### RECORD EXCERPTS
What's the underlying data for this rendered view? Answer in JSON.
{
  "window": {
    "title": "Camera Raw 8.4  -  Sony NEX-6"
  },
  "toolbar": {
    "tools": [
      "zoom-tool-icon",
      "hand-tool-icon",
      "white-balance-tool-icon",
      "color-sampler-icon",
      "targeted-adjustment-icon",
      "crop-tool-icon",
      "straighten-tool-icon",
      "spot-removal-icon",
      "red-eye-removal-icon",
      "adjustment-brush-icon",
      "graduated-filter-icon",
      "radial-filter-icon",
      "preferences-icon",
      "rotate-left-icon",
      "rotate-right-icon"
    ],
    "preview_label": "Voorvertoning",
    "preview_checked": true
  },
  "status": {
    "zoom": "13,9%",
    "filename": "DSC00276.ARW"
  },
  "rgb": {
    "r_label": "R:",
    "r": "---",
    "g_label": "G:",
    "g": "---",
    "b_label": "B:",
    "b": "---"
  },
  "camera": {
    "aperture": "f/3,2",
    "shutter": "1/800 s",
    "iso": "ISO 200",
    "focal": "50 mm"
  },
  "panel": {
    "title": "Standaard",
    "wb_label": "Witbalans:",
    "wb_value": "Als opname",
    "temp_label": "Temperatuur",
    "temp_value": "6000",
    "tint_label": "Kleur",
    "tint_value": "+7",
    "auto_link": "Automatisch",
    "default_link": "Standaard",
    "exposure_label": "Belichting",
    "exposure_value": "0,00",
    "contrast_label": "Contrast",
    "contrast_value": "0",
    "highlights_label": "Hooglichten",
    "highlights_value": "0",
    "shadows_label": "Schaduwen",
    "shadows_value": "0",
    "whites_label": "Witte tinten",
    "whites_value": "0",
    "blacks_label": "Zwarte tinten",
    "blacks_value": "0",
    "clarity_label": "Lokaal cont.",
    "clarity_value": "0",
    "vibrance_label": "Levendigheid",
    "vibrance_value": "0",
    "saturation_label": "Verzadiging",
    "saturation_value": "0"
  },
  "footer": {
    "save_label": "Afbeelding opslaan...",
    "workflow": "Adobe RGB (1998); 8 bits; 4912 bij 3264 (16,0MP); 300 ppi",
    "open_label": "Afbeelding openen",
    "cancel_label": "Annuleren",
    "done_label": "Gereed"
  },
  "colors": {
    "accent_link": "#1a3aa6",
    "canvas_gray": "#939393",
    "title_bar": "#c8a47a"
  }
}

### PROBLEM STATEMENT
Print every record exactly as it was given.

### SOLUTION TO THE EXERCISE
What's the underlying data for this rendered view? Answer in JSON.
{
  "window": {
    "title": "Camera Raw 8.4  -  Sony NEX-6"
  },
  "toolbar": {
    "tools": [
      "zoom-tool-icon",
      "hand-tool-icon",
      "white-balance-tool-icon",
      "color-sampler-icon",
      "targeted-adjustment-icon",
      "crop-tool-icon",
      "straighten-tool-icon",
      "spot-removal-icon",
      "red-eye-removal-icon",
      "adjustment-brush-icon",
      "graduated-filter-icon",
      "radial-filter-icon",
      "preferences-icon",
      "rotate-left-icon",
      "rotate-right-icon"
    ],
    "preview_label": "Voorvertoning",
    "preview_checked": true
  },
  "status": {
    "zoom": "13,9%",
    "filename": "DSC00276.ARW"
  },
  "rgb": {
    "r_label": "R:",
    "r": "---",
    "g_label": "G:",
    "g": "---",
    "b_label": "B:",
    "b": "---"
  },
  "camera": {
    "aperture": "f/3,2",
    "shutter": "1/800 s",
    "iso": "ISO 200",
    "focal": "50 mm"
  },
  "panel": {
    "title": "Standaard",
    "wb_label": "Witbalans:",
    "wb_value": "Als opname",
    "temp_label": "Temperatuur",
    "temp_value": "6000",
    "tint_label": "Kleur",
    "tint_value": "+7",
    "auto_link": "Automatisch",
    "default_link": "Standaard",
    "exposure_label": "Belichting",
    "exposure_value": "0,00",
    "contrast_label": "Contrast",
    "contrast_value": "0",
    "highlights_label": "Hooglichten",
    "highlights_value": "0",
    "shadows_label": "Schaduwen",
    "shadows_value": "0",
    "whites_label": "Witte tinten",
    "whites_value": "0",
    "blacks_label": "Zwarte tinten",
    "blacks_value": "0",
    "clarity_label": "Lokaal cont.",
    "clarity_value": "0",
    "vibrance_label": "Levendigheid",
    "vibrance_value": "0",
    "saturation_label": "Verzadiging",
    "saturation_value": "0"
  },
  "footer": {
    "save_label": "Afbeelding opslaan...",
    "workflow": "Adobe RGB (1998); 8 bits; 4912 bij 3264 (16,0MP); 300 ppi",
    "open_label": "Afbeelding openen",
    "cancel_label": "Annuleren",
    "done_label": "Gereed"
  },
  "colors": {
    "accent_link": "#1a3aa6",
    "canvas_gray": "#939393",
    "title_bar": "#c8a47a"
  }
}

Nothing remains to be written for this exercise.